**What you need to do**
Transcribe all the entries word for word, but omit the images.

**Records for this exercise**
=====

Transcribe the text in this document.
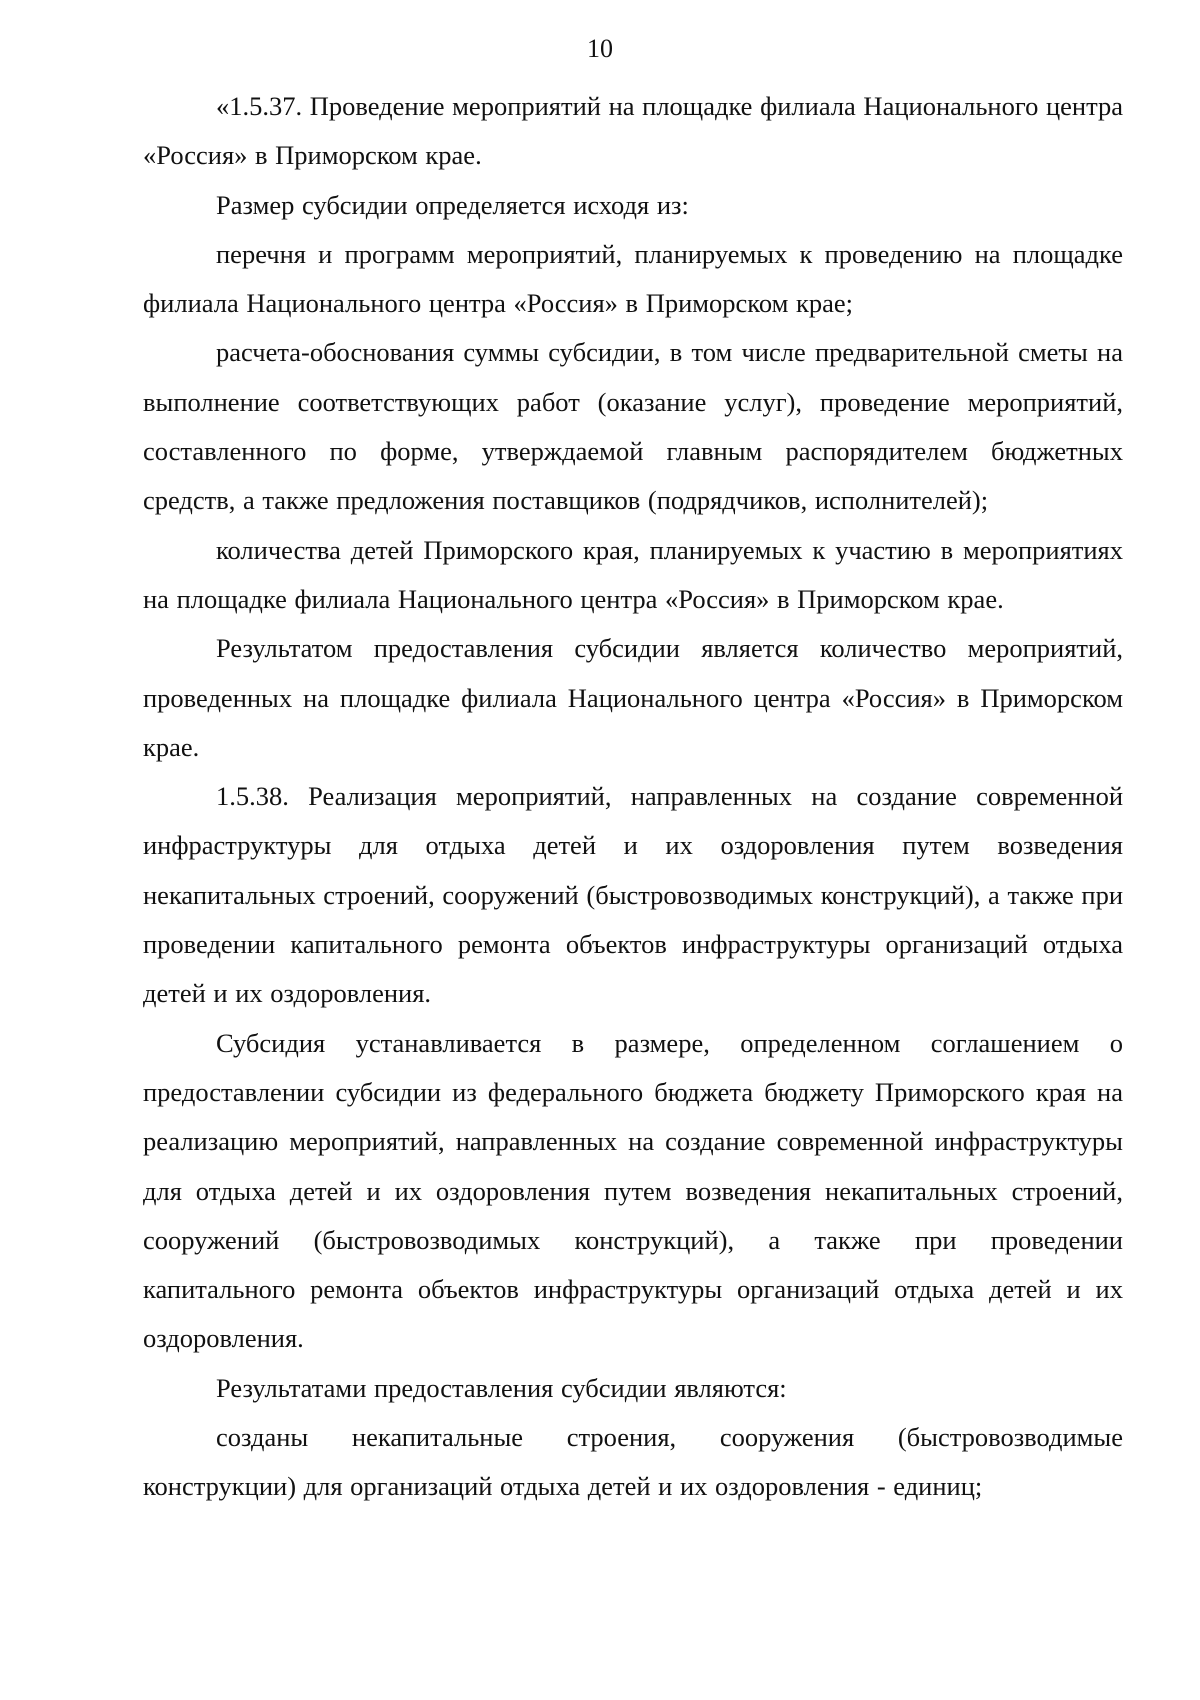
10

«1.5.37. Проведение мероприятий на площадке филиала Национального центра «Россия» в Приморском крае.

Размер субсидии определяется исходя из:

перечня и программ мероприятий, планируемых к проведению на площадке филиала Национального центра «Россия» в Приморском крае;

расчета-обоснования суммы субсидии, в том числе предварительной сметы на выполнение соответствующих работ (оказание услуг), проведение мероприятий, составленного по форме, утверждаемой главным распорядителем бюджетных средств, а также предложения поставщиков (подрядчиков, исполнителей);

количества детей Приморского края, планируемых к участию в мероприятиях на площадке филиала Национального центра «Россия» в Приморском крае.

Результатом предоставления субсидии является количество мероприятий, проведенных на площадке филиала Национального центра «Россия» в Приморском крае.

1.5.38. Реализация мероприятий, направленных на создание современной инфраструктуры для отдыха детей и их оздоровления путем возведения некапитальных строений, сооружений (быстровозводимых конструкций), а также при проведении капитального ремонта объектов инфраструктуры организаций отдыха детей и их оздоровления.

Субсидия устанавливается в размере, определенном соглашением о предоставлении субсидии из федерального бюджета бюджету Приморского края на реализацию мероприятий, направленных на создание современной инфраструктуры для отдыха детей и их оздоровления путем возведения некапитальных строений, сооружений (быстровозводимых конструкций), а также при проведении капитального ремонта объектов инфраструктуры организаций отдыха детей и их оздоровления.

Результатами предоставления субсидии являются:

созданы некапитальные строения, сооружения (быстровозводимые конструкции) для организаций отдыха детей и их оздоровления - единиц;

=====

**Answer to the problem**
Transcribe the text in this document.
10

«1.5.37. Проведение мероприятий на площадке филиала Национального центра «Россия» в Приморском крае.

Размер субсидии определяется исходя из:

перечня и программ мероприятий, планируемых к проведению на площадке филиала Национального центра «Россия» в Приморском крае;

расчета-обоснования суммы субсидии, в том числе предварительной сметы на выполнение соответствующих работ (оказание услуг), проведение мероприятий, составленного по форме, утверждаемой главным распорядителем бюджетных средств, а также предложения поставщиков (подрядчиков, исполнителей);

количества детей Приморского края, планируемых к участию в мероприятиях на площадке филиала Национального центра «Россия» в Приморском крае.

Результатом предоставления субсидии является количество мероприятий, проведенных на площадке филиала Национального центра «Россия» в Приморском крае.

1.5.38. Реализация мероприятий, направленных на создание современной инфраструктуры для отдыха детей и их оздоровления путем возведения некапитальных строений, сооружений (быстровозводимых конструкций), а также при проведении капитального ремонта объектов инфраструктуры организаций отдыха детей и их оздоровления.

Субсидия устанавливается в размере, определенном соглашением о предоставлении субсидии из федерального бюджета бюджету Приморского края на реализацию мероприятий, направленных на создание современной инфраструктуры для отдыха детей и их оздоровления путем возведения некапитальных строений, сооружений (быстровозводимых конструкций), а также при проведении капитального ремонта объектов инфраструктуры организаций отдыха детей и их оздоровления.

Результатами предоставления субсидии являются:

созданы некапитальные строения, сооружения (быстровозводимые конструкции) для организаций отдыха детей и их оздоровления - единиц;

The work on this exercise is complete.